-- THE INPUT start --

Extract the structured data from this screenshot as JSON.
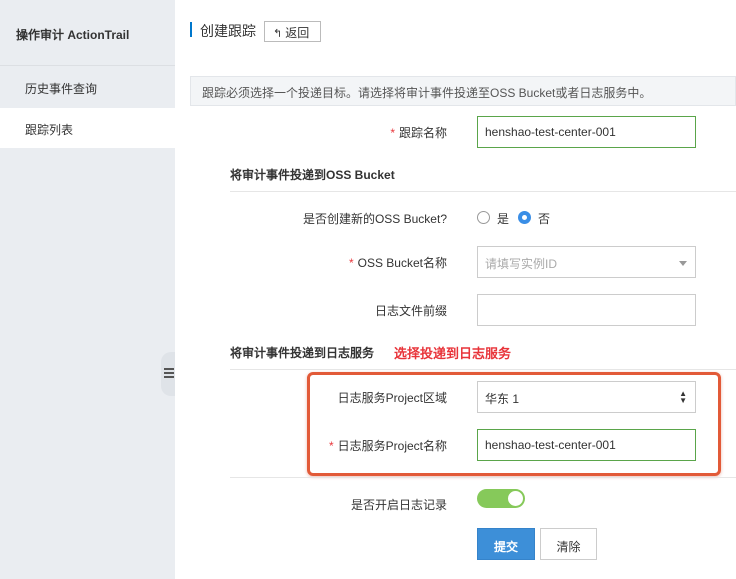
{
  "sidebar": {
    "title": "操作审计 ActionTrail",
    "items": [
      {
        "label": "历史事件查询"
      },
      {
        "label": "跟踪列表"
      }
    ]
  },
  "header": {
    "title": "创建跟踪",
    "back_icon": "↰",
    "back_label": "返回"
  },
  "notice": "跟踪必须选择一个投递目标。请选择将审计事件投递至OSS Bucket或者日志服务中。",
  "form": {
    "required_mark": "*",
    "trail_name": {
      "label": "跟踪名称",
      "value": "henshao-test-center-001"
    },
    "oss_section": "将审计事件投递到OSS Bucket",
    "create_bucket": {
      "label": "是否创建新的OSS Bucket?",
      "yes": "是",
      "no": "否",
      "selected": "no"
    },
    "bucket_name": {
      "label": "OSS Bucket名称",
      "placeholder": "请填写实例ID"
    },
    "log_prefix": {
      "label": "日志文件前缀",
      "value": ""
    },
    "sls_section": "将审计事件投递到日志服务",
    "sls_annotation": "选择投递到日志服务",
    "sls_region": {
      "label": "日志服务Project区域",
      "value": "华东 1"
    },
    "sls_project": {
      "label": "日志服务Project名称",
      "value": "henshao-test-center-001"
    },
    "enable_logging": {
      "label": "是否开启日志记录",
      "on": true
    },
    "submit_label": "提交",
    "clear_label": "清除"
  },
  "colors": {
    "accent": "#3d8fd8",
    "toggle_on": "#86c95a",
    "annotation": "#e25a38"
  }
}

-- THE INPUT end --
-- THE INPUT start --

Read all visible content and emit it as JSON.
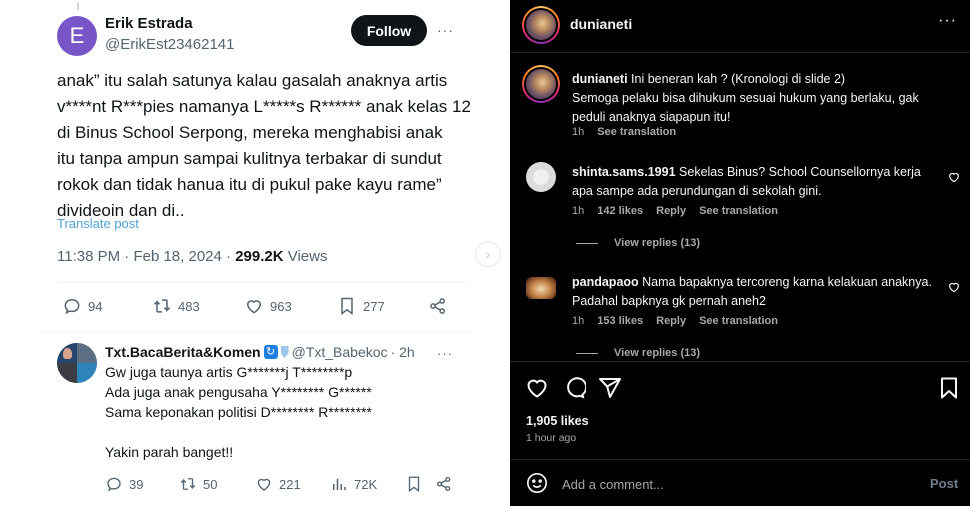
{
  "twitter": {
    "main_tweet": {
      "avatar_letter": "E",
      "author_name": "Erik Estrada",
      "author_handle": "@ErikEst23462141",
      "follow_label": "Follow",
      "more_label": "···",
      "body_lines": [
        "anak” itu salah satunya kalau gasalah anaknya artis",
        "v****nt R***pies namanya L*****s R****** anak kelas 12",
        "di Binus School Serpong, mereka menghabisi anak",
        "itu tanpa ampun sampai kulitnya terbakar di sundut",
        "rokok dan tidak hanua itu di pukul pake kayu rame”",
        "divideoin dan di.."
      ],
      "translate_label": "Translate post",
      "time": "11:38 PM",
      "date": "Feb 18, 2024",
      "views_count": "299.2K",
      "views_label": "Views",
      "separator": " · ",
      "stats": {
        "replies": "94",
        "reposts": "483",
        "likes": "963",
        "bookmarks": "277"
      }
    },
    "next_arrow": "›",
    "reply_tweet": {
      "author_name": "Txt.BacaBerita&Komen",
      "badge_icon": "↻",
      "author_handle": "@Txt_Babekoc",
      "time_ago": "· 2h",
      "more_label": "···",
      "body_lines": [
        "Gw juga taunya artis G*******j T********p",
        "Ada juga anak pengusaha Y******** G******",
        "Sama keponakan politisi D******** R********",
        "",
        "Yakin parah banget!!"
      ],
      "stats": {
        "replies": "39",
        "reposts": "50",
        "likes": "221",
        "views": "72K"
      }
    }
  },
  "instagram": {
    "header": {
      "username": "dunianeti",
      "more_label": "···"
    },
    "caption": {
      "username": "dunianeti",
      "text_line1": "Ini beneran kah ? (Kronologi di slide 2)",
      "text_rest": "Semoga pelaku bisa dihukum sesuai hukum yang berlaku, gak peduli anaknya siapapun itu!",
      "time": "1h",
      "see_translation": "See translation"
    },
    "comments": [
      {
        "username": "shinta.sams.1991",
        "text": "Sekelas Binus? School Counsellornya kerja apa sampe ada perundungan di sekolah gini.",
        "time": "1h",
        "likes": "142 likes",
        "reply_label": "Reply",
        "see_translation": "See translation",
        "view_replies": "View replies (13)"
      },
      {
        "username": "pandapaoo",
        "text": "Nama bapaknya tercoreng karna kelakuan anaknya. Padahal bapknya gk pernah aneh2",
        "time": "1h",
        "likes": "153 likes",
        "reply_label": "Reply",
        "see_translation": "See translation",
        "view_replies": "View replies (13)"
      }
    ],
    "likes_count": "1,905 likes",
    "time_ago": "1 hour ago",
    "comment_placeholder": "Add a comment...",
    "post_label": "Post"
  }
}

-- THE INPUT end --

> **EXERCISE OBJECTIVE**
Note how many lines of the material contain the string "JSON". Then report that number by itself.

> **ANSWER TO THIS PROBLEM**
2